== Requests ==
• 1. In the forum thread about wearing striped shirts with striped ties, reproduce the passage starting with "Maybe the square" and going on through "slip-ons. Shaving optional.".
• 2. In the forum thread about wearing striped shirts with striped ties, which shirt did gar1013 wear to test the combination?
• 3. Resume the forum thread about wearing striped shirts with striped ties from the point where it stops.

== Supplied text ==
Keep in mind though that simply because something is described as a "classic" look doesn't mean that everyone will think it looks good. I've seen other combinations both here and in the other AAAC clothing forum described as classic that seemed mismatched to me. In the end it's all in the eye of the beholder.

Having said that, I've always worn striped OCBD's with striped ties without giving it much thought one way or the other.

Cruiser


----------



## JayJay (Oct 8, 2007)

I like and wear the look, often.


----------



## hbs midwest (Sep 19, 2007)

JayJay said:


> I like and wear the look, often.


Add my vote--two or three times a week.

hbs


----------



## gar1013 (Sep 24, 2007)

I've decided to actually test said combination today.

Blue university stripe OCBD, and a repp tie from J. Press (broad red stripes, smaller navy stripes, and really small silver stripes).

So far, it works.


----------



## Mike Petrik (Jul 5, 2005)

Cruiser said:


> Keep in mind though that simply because something is described as a "classic" look doesn't mean that everyone will think it looks good. I've seen other combinations both here and in the other AAAC clothing forum described as classic that seemed mismatched to me. In the end it's all in the eye of the beholder.
> 
> Having said that, I've always worn striped OCBD's with striped ties without giving it much thought one way or the other.
> 
> Cruiser


Cruiser is right. I know people who think the renovated Soldier Field looks magnficent. I know people who think square toed shoes demonstrate stylish taste. And it wasn't that long ago when men thought they looked marvelous in their ruffleshirtaquatuxes. Most of these people find a "classic" look to be dull, stodgy, or even mismatched. Its what makes the world go round. As for me, I think there is usually a reason why something stands the test of time sufficiently to be regarded as classic.


----------



## Joe Beamish (Mar 21, 2008)

Maybe the square toes are becoming "classics". They've been around awhile. Many, many men wear them everywhere I go. 

Generally, in my industry (media/advertising), casual = "intelligent & creative".

The more casual you are, the more creative and intelligent and awesome you are. One guy wore flip flops into the office last week.

In client meetings, while they are wearing suits and ties, we think it's cool to show up jacketless, with an untucked shirt, jeans, and those lovely square toes, usually slip-ons. Shaving optional.


----------



## tintin (Nov 19, 2004)

== Stored data ==
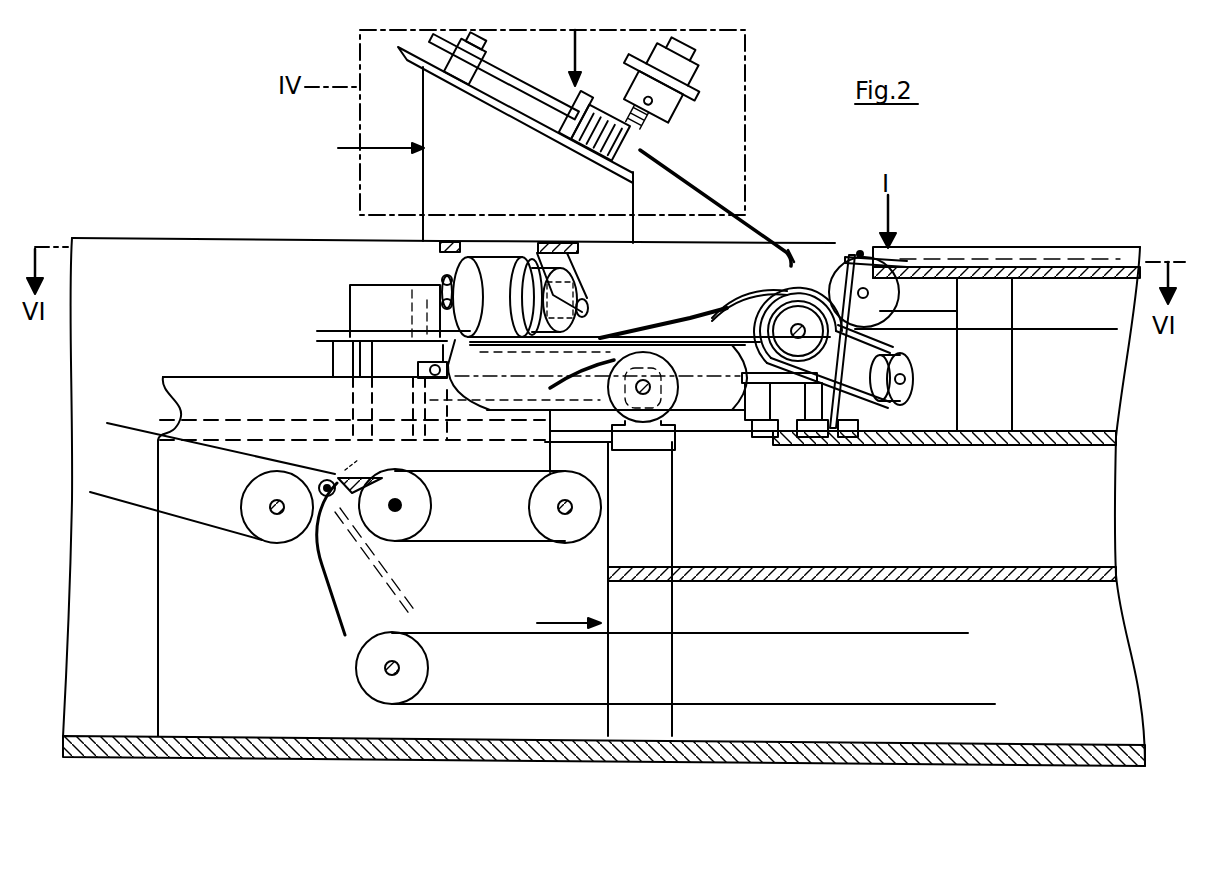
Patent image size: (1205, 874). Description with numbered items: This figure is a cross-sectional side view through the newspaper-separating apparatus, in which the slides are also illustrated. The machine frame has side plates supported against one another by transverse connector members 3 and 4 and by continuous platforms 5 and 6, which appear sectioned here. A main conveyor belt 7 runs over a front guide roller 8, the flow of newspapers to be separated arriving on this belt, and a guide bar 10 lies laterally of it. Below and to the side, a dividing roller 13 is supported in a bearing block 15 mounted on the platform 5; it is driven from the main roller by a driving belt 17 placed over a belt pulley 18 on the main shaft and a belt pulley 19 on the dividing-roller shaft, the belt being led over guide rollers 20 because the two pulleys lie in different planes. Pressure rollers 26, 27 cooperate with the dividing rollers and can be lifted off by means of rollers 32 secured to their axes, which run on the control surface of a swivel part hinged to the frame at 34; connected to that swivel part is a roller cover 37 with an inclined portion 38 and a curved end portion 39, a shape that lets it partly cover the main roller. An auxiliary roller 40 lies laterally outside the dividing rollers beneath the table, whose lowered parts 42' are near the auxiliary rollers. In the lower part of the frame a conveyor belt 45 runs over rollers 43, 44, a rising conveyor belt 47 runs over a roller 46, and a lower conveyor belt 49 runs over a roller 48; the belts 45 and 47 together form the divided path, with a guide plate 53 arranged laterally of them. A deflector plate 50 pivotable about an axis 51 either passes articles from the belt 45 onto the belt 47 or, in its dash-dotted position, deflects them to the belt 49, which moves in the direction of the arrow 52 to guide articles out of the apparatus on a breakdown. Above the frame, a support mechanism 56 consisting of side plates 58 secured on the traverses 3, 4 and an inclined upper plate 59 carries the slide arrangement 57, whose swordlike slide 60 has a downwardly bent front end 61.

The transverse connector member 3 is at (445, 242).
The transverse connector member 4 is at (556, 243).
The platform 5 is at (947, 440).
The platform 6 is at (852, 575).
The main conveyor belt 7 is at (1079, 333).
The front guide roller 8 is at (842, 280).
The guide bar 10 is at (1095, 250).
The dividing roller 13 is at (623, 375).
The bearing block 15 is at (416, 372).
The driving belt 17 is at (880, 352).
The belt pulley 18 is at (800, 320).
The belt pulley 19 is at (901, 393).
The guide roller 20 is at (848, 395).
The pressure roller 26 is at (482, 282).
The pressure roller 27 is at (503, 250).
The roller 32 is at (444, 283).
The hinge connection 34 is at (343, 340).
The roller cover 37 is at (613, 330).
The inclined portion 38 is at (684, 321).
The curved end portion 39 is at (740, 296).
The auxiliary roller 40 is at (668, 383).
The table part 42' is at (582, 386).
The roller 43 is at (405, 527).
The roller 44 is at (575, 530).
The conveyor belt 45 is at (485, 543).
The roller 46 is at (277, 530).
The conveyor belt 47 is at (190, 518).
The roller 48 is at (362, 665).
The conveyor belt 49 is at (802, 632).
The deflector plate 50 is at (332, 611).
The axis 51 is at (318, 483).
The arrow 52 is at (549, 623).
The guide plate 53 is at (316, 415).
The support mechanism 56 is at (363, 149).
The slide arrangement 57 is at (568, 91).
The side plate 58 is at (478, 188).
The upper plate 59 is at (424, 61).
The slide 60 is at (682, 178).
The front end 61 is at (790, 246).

* * *

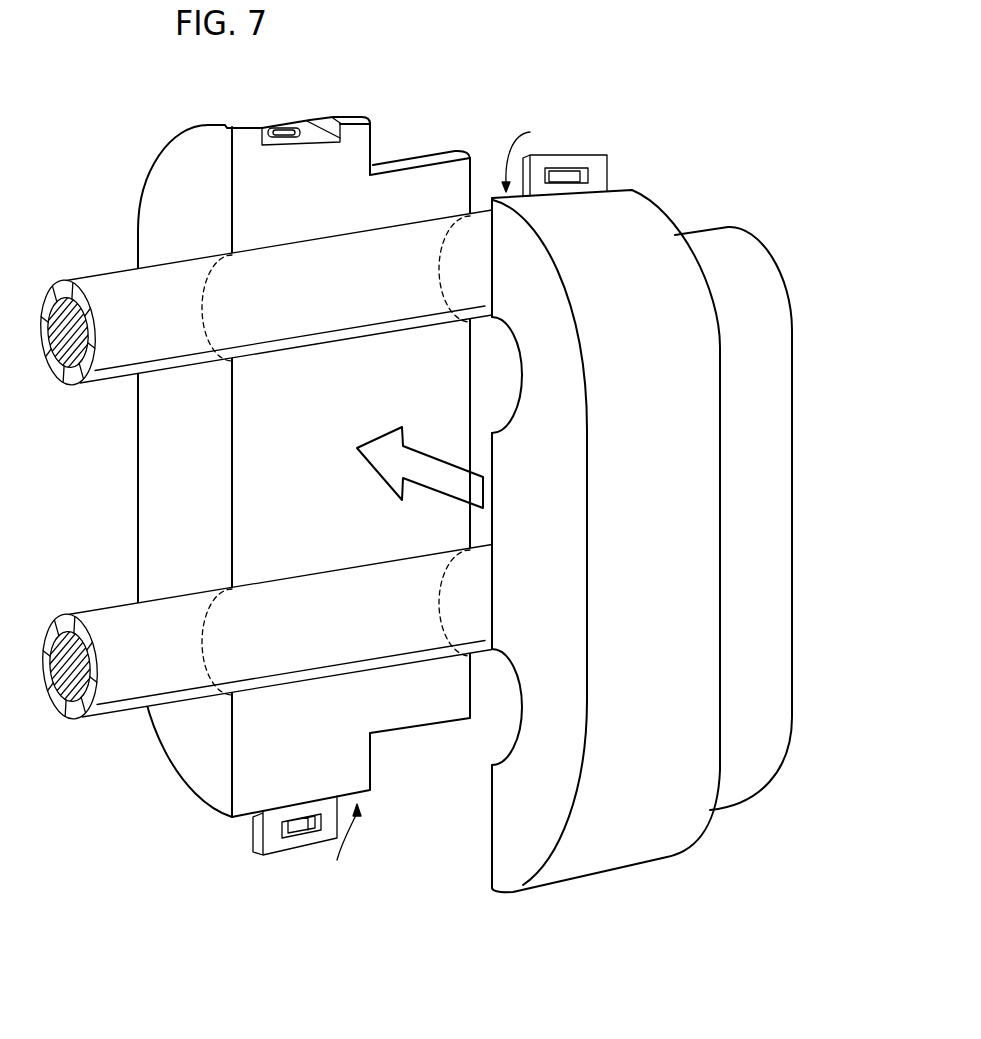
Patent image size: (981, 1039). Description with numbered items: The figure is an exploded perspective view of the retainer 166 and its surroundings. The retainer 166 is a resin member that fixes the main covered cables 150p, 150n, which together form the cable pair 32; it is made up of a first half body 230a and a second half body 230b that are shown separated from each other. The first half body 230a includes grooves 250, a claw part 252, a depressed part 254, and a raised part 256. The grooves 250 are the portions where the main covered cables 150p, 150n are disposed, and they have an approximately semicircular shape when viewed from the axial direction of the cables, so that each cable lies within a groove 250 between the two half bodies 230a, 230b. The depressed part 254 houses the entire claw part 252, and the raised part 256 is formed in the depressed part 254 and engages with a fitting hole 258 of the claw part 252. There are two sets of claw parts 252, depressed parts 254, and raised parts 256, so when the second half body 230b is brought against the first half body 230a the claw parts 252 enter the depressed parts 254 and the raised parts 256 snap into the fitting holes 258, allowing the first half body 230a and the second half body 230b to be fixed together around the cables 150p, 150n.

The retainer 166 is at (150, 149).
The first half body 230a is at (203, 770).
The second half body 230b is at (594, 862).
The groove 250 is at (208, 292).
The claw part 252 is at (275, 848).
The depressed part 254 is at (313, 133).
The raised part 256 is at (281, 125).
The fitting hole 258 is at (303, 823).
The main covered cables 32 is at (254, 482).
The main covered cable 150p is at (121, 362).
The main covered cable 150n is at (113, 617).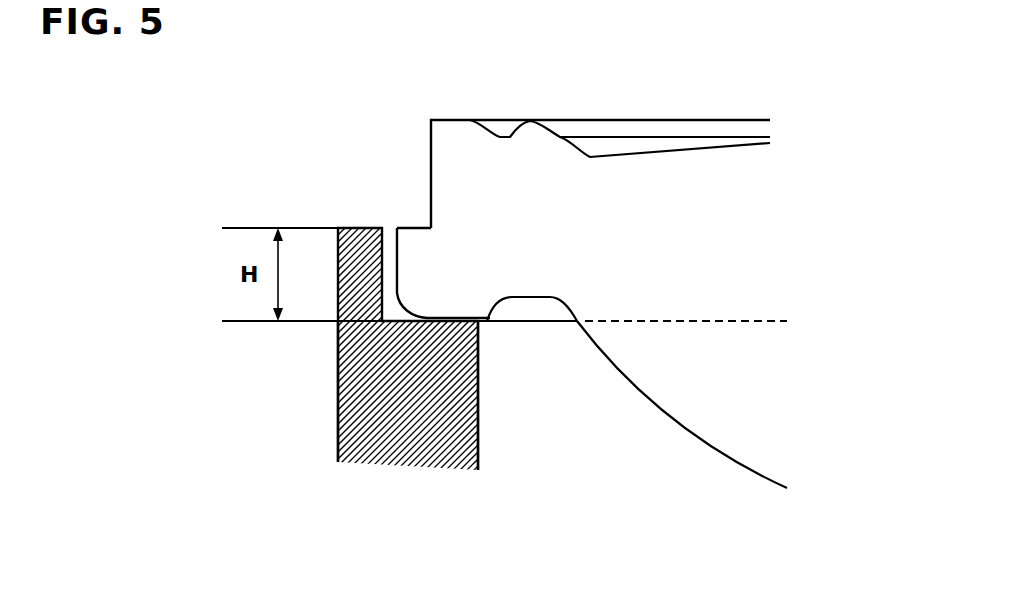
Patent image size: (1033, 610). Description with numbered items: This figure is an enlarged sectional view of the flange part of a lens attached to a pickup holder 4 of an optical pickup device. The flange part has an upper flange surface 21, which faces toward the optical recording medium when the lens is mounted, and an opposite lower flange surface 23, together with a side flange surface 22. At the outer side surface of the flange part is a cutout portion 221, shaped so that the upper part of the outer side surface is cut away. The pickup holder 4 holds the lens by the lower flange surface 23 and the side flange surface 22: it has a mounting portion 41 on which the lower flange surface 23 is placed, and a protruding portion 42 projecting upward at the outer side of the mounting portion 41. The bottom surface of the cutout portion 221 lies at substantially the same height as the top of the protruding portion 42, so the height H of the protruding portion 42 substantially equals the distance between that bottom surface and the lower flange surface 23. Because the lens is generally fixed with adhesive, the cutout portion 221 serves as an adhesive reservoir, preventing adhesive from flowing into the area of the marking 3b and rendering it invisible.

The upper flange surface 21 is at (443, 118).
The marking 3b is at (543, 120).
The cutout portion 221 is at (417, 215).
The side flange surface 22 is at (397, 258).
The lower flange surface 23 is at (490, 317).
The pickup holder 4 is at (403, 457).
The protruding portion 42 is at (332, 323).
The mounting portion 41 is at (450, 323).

== Responses to the exercise ==
• 1.
Maybe the square toes are becoming "classics". They've been around awhile. Many, many men wear them everywhere I go. 

Generally, in my industry (media/advertising), casual = "intelligent & creative".

The more casual you are, the more creative and intelligent and awesome you are. One guy wore flip flops into the office last week.

In client meetings, while they are wearing suits and ties, we think it's cool to show up jacketless, with an untucked shirt, jeans, and those lovely square toes, usually slip-ons. Shaving optional.

• 2. A blue university stripe OCBD.

• 3.
I had a meeting with an Ad agency in Chicago. About five people from the agency were dressed decently for a pitch meeting. Their "Internet" guy strolls in late with a cup of coffee wearing jeans and a grey tshirt with ARMY on it. I asked when he was in the Army and he said it was given to him by his brother in law. He had never served. I didn't say anything but I didn't do business with them either. He's probably running the place by now.

www.thetrad.blogspot.com


----------



## gar1013 (Sep 24, 2007)

tintin said:


> I didn't say anything but I didn't do business with them either. https://www.thetrad.blogspot.com


You know, if the guy's total lack of respect (ie - he couldn't be bothered to look professional) cost the agency the business, you should let them know that. Hopefully they'd realize that already, but you never know....


----------



## Joe Beamish (Mar 21, 2008)

In our last pitch -- which dragged on over 2 months and included 5 presentations, one woman on my team discovered that she "felt great" dressing up regularly -- she said it made her feel more professional, confident, sharper. 

I think of "business casual" (and its more stridently casual relatives in the "creative" fields) as a plague.


----------



## gar1013 (Sep 24, 2007)

Joe Beamish said:


> In our last pitch -- which dragged on over 2 months and included 5 presentations, one woman on my team discovered that she "felt great" dressing up regularly -- she said it made her feel more professional, confident, sharper.
> 
> I think of "business casual" (and its more stridently casual relatives in the "creative" fields) as a plague.


Indeed. I feel more on my game after stepping things up a notch.

I'm actually tempted to start wearing a tie to work, despite the fact that everyone will think I'm batshiat crazy.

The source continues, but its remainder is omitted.